------ Available records ------

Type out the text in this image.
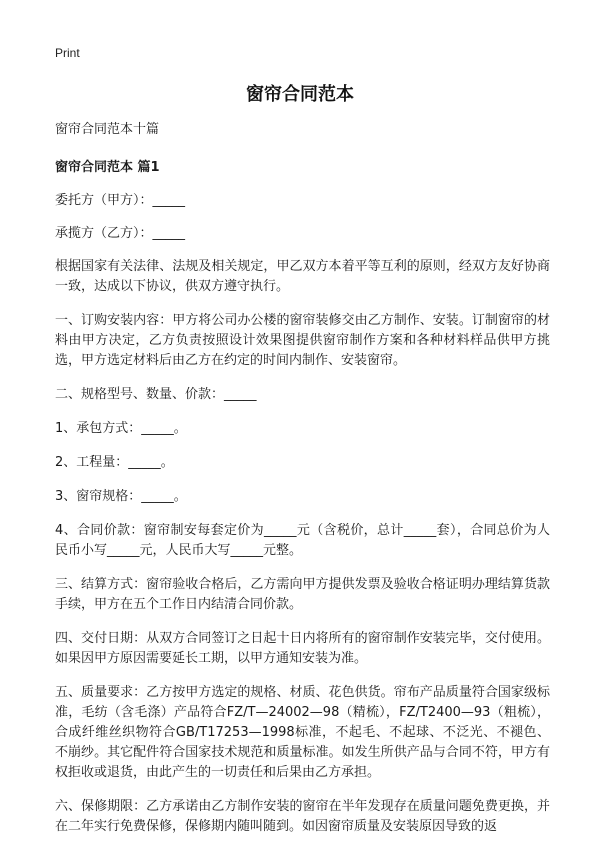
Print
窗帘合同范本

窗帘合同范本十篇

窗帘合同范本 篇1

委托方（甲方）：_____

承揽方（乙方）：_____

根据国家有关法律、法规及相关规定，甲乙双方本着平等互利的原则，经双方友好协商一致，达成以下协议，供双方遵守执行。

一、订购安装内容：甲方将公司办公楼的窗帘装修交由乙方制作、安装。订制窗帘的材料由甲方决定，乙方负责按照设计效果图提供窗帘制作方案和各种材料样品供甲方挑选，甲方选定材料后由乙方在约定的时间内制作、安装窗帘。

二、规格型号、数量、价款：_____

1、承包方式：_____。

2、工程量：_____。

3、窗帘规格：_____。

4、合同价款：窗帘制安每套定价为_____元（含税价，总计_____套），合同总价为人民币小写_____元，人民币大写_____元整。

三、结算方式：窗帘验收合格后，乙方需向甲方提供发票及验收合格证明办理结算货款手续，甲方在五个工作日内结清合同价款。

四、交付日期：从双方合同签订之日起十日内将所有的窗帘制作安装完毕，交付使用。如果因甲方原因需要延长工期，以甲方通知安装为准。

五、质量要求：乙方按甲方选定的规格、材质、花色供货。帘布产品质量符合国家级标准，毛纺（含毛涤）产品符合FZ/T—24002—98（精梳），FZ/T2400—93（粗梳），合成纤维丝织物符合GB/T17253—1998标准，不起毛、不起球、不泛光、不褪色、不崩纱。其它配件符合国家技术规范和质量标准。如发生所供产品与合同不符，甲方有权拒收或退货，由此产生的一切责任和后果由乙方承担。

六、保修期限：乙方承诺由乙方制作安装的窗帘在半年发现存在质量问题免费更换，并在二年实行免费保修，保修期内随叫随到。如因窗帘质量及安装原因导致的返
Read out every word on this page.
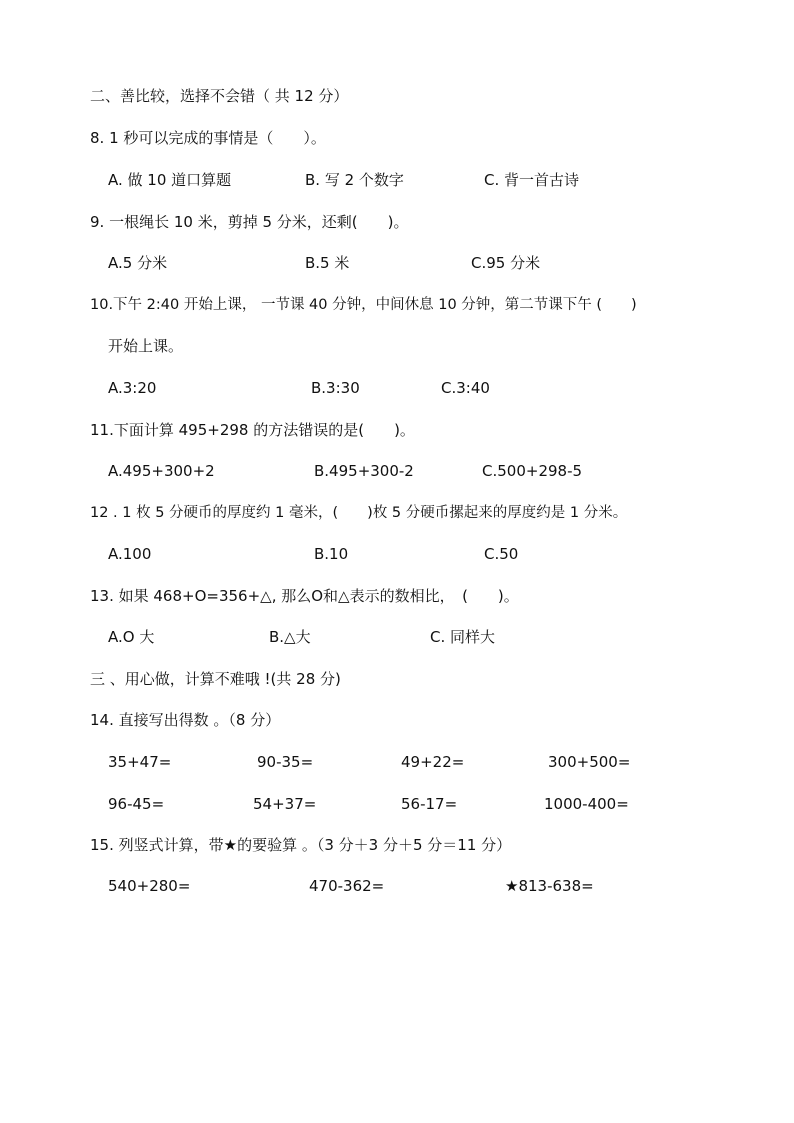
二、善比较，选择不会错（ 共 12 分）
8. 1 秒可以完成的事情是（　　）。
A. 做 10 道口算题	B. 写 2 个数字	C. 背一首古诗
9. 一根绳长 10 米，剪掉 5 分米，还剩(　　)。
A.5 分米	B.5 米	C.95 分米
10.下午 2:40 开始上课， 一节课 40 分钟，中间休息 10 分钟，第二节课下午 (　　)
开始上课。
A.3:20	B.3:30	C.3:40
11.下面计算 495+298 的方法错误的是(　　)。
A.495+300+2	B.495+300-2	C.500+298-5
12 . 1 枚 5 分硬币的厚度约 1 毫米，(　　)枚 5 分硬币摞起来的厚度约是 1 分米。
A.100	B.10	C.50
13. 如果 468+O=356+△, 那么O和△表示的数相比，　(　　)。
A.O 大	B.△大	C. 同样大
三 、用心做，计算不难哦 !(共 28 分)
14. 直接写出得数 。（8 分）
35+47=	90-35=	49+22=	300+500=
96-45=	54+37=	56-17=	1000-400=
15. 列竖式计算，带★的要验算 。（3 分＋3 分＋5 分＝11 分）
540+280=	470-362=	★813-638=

------

**What you have to do:** From the records above, pick out and copy each line holding the word "开始上课".

**Written response:**
10.下午 2:40 开始上课， 一节课 40 分钟，中间休息 10 分钟，第二节课下午 (　　)
开始上课。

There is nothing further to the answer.